** Set task **
What is the number of lines in these entries that contain "аркушеве"? State it alone.

** Data shown **
++++

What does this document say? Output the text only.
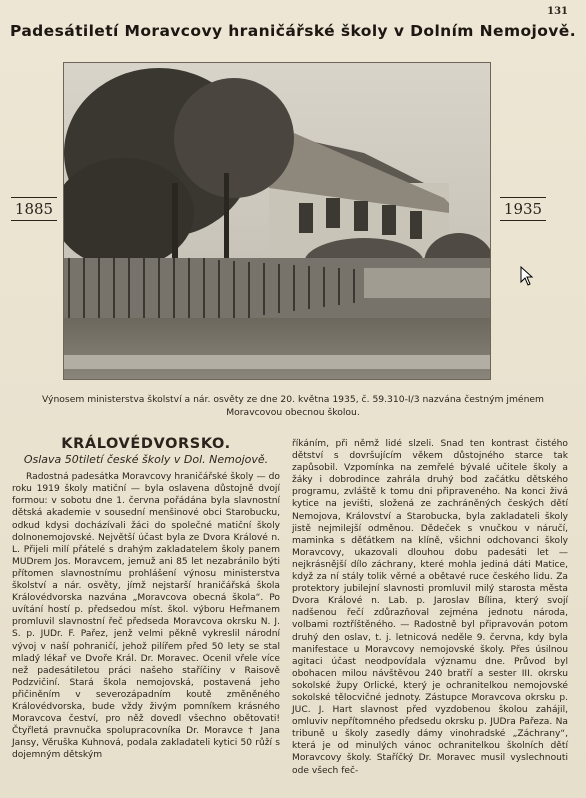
131
Padesátiletí Moravcovy hraničářské školy v Dolním Nemojově.
1885	1935
Výnosem ministerstva školství a nár. osvěty ze dne 20. května 1935, č. 59.310-I/3 nazvána čestným jménem
Moravcovou obecnou školou.
KRÁLOVÉDVORSKO.
Oslava 50tiletí české školy v Dol. Nemojově.

Radostná padesátka Moravcovy hraničářské školy — do roku 1919 školy matiční — byla oslavena důstojně dvojí formou: v sobotu dne 1. června pořádána byla slavnostní dětská akademie v sousední menšinové obci Starobucku, odkud kdysi docházívali žáci do společné matiční školy dolnonemojovské. Největší účast byla ze Dvora Králové n. L. Přijeli milí přátelé s drahým zakladatelem školy panem MUDrem Jos. Moravcem, jemuž ani 85 let nezabránilo býti přítomen slavnostnímu prohlášení výnosu ministerstva školství a nár. osvěty, jímž nejstarší hraničářská škola Královédvorska nazvána „Moravcova obecná škola“. Po uvítání hostí p. předsedou míst. škol. výboru Heřmanem promluvil slavnostní řeč předseda Moravcova okrsku N. J. S. p. JUDr. F. Pařez, jenž velmi pěkně vykreslil národní vývoj v naší pohraničí, jehož pilířem před 50 lety se stal mladý lékař ve Dvoře Král. Dr. Moravec. Ocenil vřele více než padesátiletou práci našeho staříčiny v Raisově Podzvičiní. Stará škola nemojovská, postavená jeho přičiněním v severozápadním koutě změněného Královédvorska, bude vždy živým pomníkem krásného Moravcova čeství, pro něž dovedl všechno obětovati! Čtyřletá pravnučka spolupracovníka Dr. Moravce † Jana Jansy, Věruška Kuhnová, podala zakladateli kytici 50 růží s dojemným dětským

říkáním, při němž lidé slzeli. Snad ten kontrast čistého dětství s dovršujícím věkem důstojného starce tak zapůsobil. Vzpomínka na zemřelé bývalé učitele školy a žáky i dobrodince zahrála druhý bod začátku dětského programu, zvláště k tomu dni připraveného. Na konci živá kytice na jevišti, složená ze zachráněných českých dětí Nemojova, Království a Starobucka, byla zakladateli školy jistě nejmilejší odměnou. Dědeček s vnučkou v náručí, maminka s děťátkem na klíně, všichni odchovanci školy Moravcovy, ukazovali dlouhou dobu padesáti let — nejkrásnější dílo záchrany, které mohla jediná dáti Matice, když za ní stály tolik věrné a obětavé ruce českého lidu. Za protektory jubilejní slavnosti promluvil milý starosta města Dvora Králové n. Lab. p. Jaroslav Bílina, který svojí nadšenou řečí zdůrazňoval zejména jednotu národa, volbami roztříštěného. — Radostně byl připravován potom druhý den oslav, t. j. letnicová neděle 9. června, kdy byla manifestace u Moravcovy nemojovské školy. Přes úsilnou agitaci účast neodpovídala významu dne. Průvod byl obohacen milou návštěvou 240 bratří a sester III. okrsku sokolské župy Orlické, který je ochranitelkou nemojovské sokolské tělocvičné jednoty. Zástupce Moravcova okrsku p. JUC. J. Hart slavnost před vyzdobenou školou zahájil, omluviv nepřítomného předsedu okrsku p. JUDra Pařeza. Na tribuně u školy zasedly dámy vinohradské „Záchrany“, která je od minulých vánoc ochranitelkou školních dětí Moravcovy školy. Staříčký Dr. Moravec musil vyslechnouti ode všech feč-
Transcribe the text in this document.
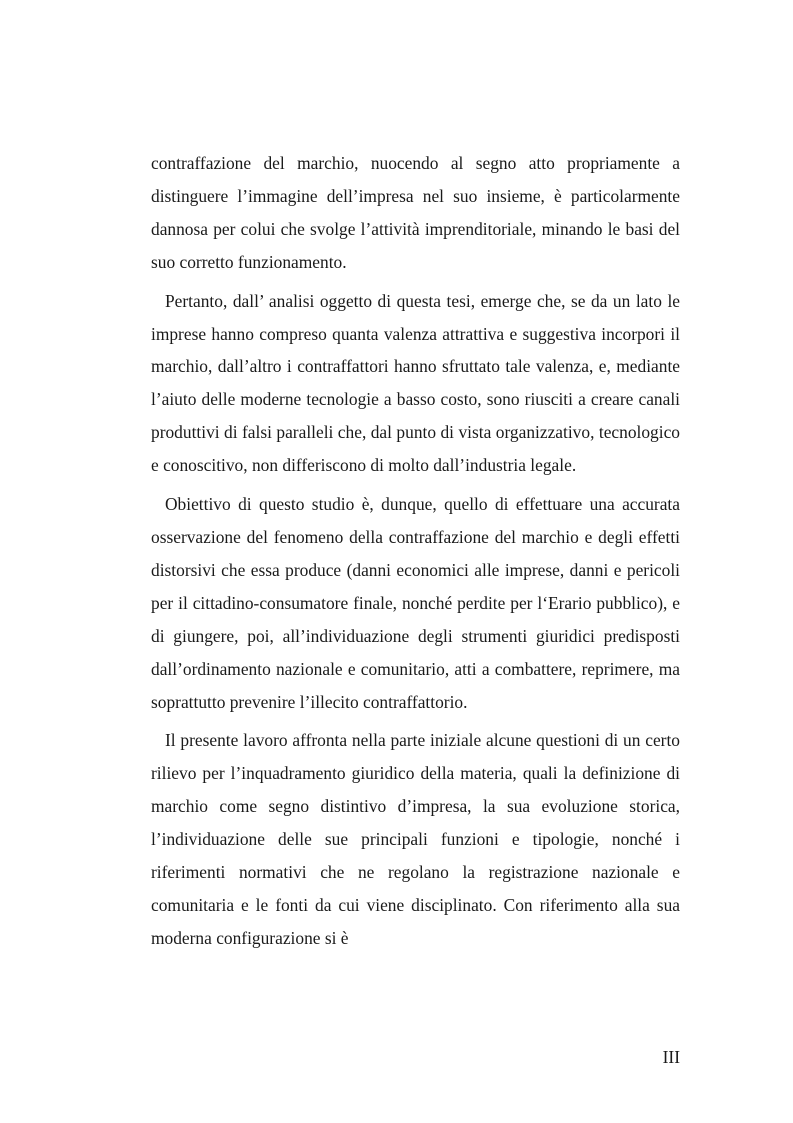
contraffazione del marchio, nuocendo al segno atto propriamente a distinguere l’immagine dell’impresa nel suo insieme, è particolarmente dannosa per colui che svolge l’attività imprenditoriale, minando le basi del suo corretto funzionamento.

Pertanto, dall’ analisi oggetto di questa tesi, emerge che, se da un lato le imprese hanno compreso quanta valenza attrattiva e suggestiva incorpori il marchio, dall’altro i contraffattori hanno sfruttato tale valenza, e, mediante l’aiuto delle moderne tecnologie a basso costo, sono riusciti a creare canali produttivi di falsi paralleli che, dal punto di vista organizzativo, tecnologico e conoscitivo, non differiscono di molto dall’industria legale.

Obiettivo di questo studio è, dunque, quello di effettuare una accurata osservazione del fenomeno della contraffazione del marchio e degli effetti distorsivi che essa produce (danni economici alle imprese, danni e pericoli per il cittadino-consumatore finale, nonché perdite per l‘Erario pubblico), e di giungere, poi, all’individuazione degli strumenti giuridici predisposti dall’ordinamento nazionale e comunitario, atti a combattere, reprimere, ma soprattutto prevenire l’illecito contraffattorio.

Il presente lavoro affronta nella parte iniziale alcune questioni di un certo rilievo per l’inquadramento giuridico della materia, quali la definizione di marchio come segno distintivo d’impresa, la sua evoluzione storica, l’individuazione delle sue principali funzioni e tipologie, nonché i riferimenti normativi che ne regolano la registrazione nazionale e comunitaria e le fonti da cui viene disciplinato. Con riferimento alla sua moderna configurazione si è

III
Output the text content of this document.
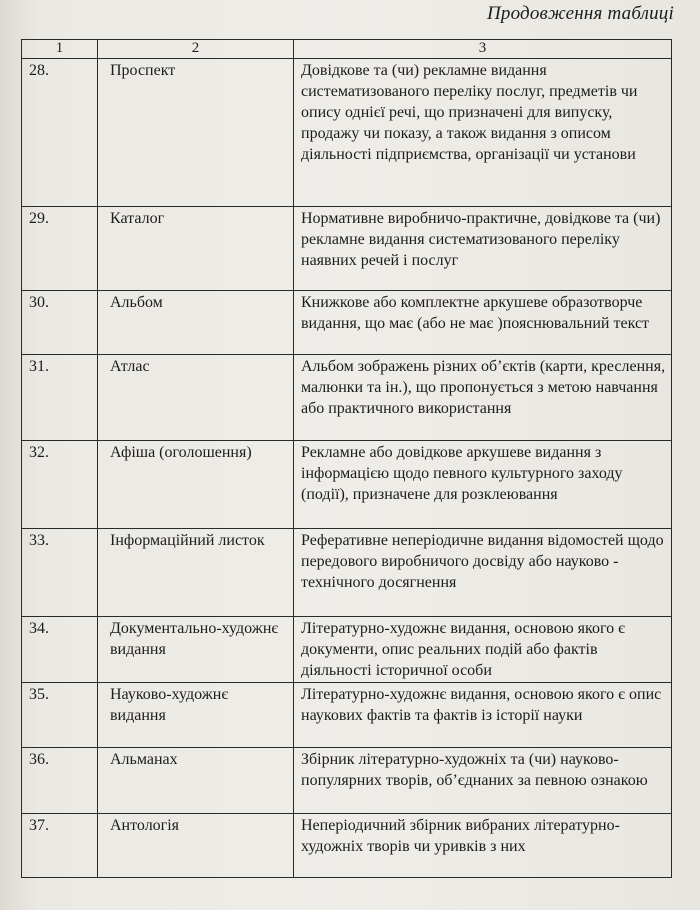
Продовження таблиці
1	2	3
28.	Проспект	Довідкове та (чи) рекламне видання систематизованого переліку послуг, предметів чи опису однієї речі, що призначені для випуску, продажу чи показу, а також видання з описом діяльності підприємства, організації чи установи
29.	Каталог	Нормативне виробничо-практичне, довідкове та (чи) рекламне видання систематизованого переліку наявних речей і послуг
30.	Альбом	Книжкове або комплектне аркушеве образотворче видання, що має (або не має )пояснювальний текст
31.	Атлас	Альбом зображень різних об’єктів (карти, креслення, малюнки та ін.), що пропонується з метою навчання або практичного використання
32.	Афіша (оголошення)	Рекламне або довідкове аркушеве видання з інформацією щодо певного культурного заходу (події), призначене для розклеювання
33.	Інформаційний листок	Реферативне неперіодичне видання відомостей щодо передового виробничого досвіду або науково - технічного досягнення
34.	Документально-художнє видання	Літературно-художнє видання, основою якого є документи, опис реальних подій або фактів діяльності історичної особи
35.	Науково-художнє видання	Літературно-художнє видання, основою якого є опис наукових фактів та фактів із історії науки
36.	Альманах	Збірник літературно-художніх та (чи) науково-популярних творів, об’єднаних за певною ознакою
37.	Антологія	Неперіодичний збірник вибраних літературно-художніх творів чи уривків з них
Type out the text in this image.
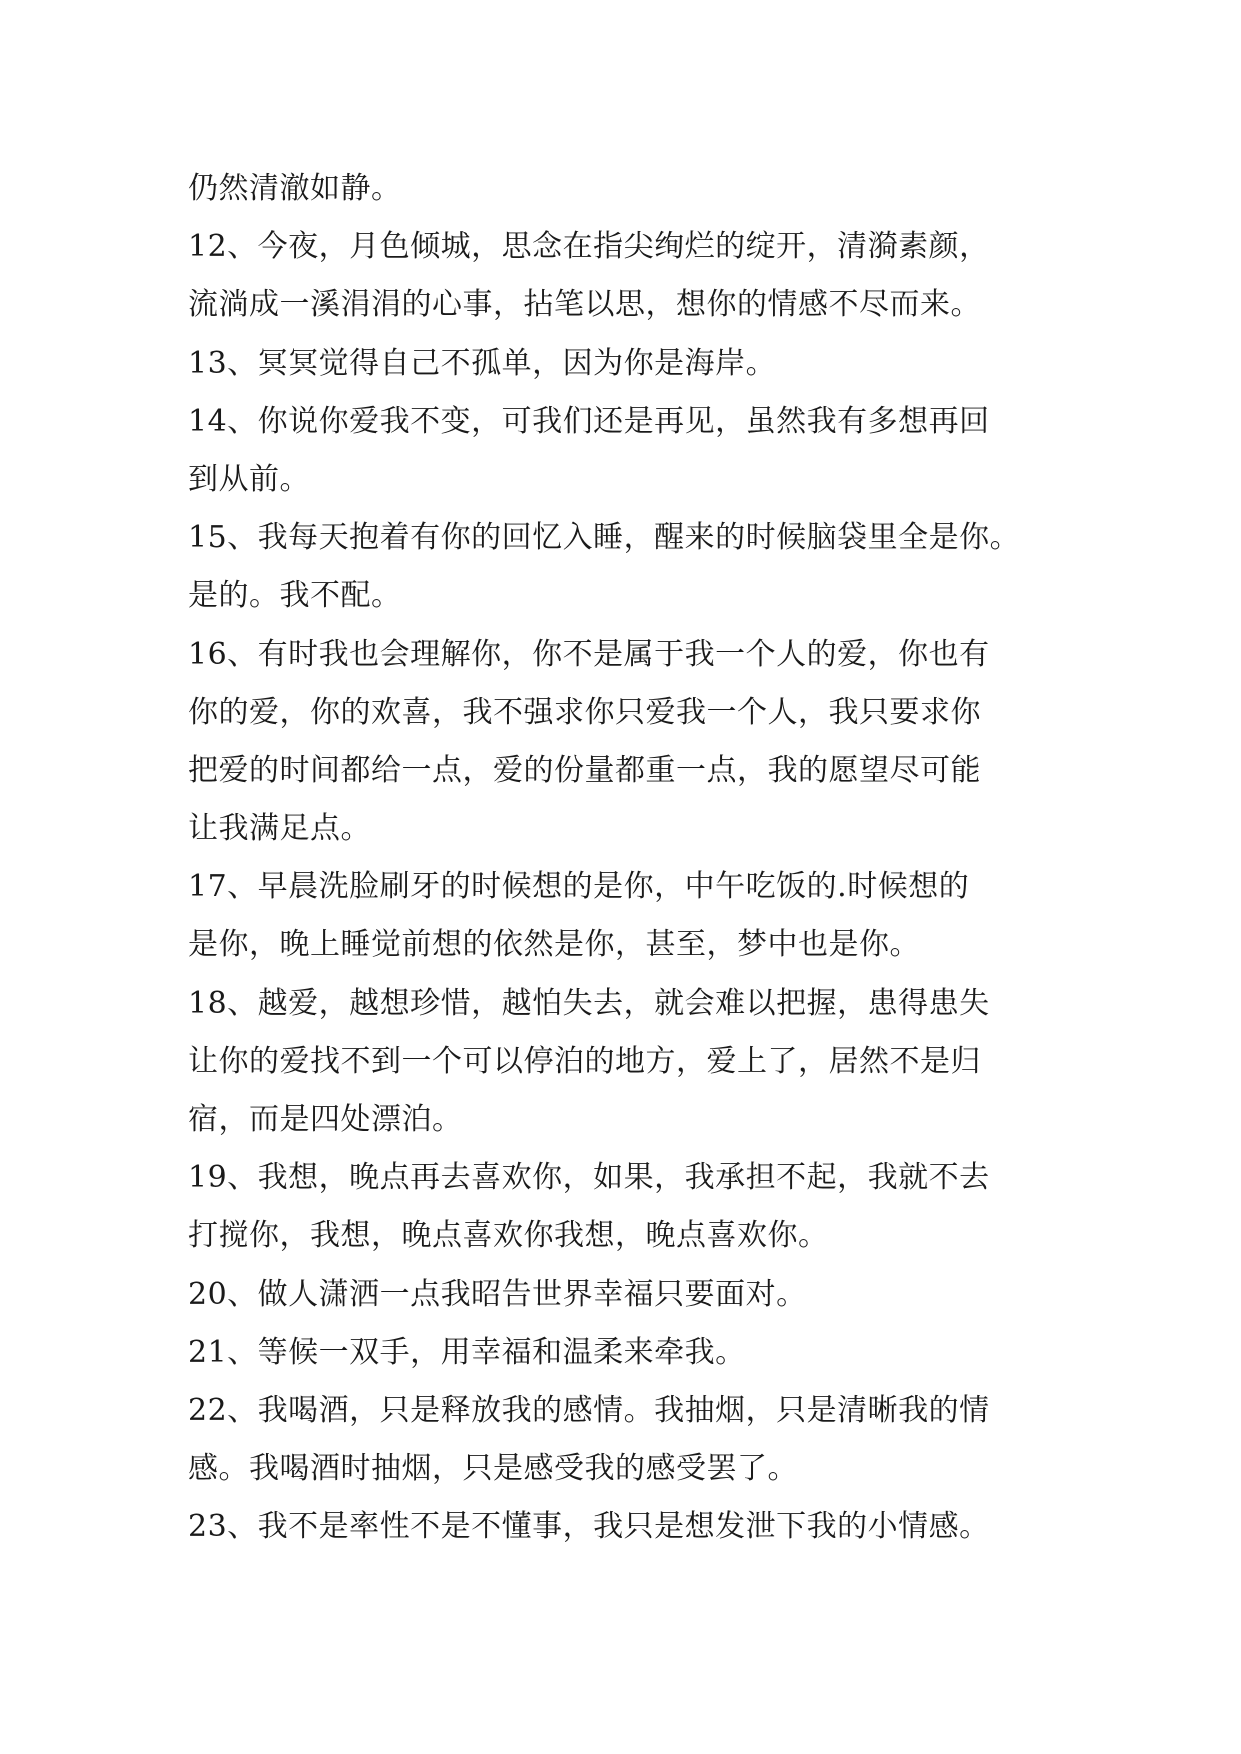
仍然清澈如静。
12、今夜，月色倾城，思念在指尖绚烂的绽开，清漪素颜，
流淌成一溪涓涓的心事，拈笔以思，想你的情感不尽而来。
13、冥冥觉得自己不孤单，因为你是海岸。
14、你说你爱我不变，可我们还是再见，虽然我有多想再回
到从前。
15、我每天抱着有你的回忆入睡，醒来的时候脑袋里全是你。
是的。我不配。
16、有时我也会理解你，你不是属于我一个人的爱，你也有
你的爱，你的欢喜，我不强求你只爱我一个人，我只要求你
把爱的时间都给一点，爱的份量都重一点，我的愿望尽可能
让我满足点。
17、早晨洗脸刷牙的时候想的是你，中午吃饭的.时候想的
是你，晚上睡觉前想的依然是你，甚至，梦中也是你。
18、越爱，越想珍惜，越怕失去，就会难以把握，患得患失
让你的爱找不到一个可以停泊的地方，爱上了，居然不是归
宿，而是四处漂泊。
19、我想，晚点再去喜欢你，如果，我承担不起，我就不去
打搅你，我想，晚点喜欢你我想，晚点喜欢你。
20、做人潇洒一点我昭告世界幸福只要面对。
21、等候一双手，用幸福和温柔来牵我。
22、我喝酒，只是释放我的感情。我抽烟，只是清晰我的情
感。我喝酒时抽烟，只是感受我的感受罢了。
23、我不是率性不是不懂事，我只是想发泄下我的小情感。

++++

** Solution for this exercise **
2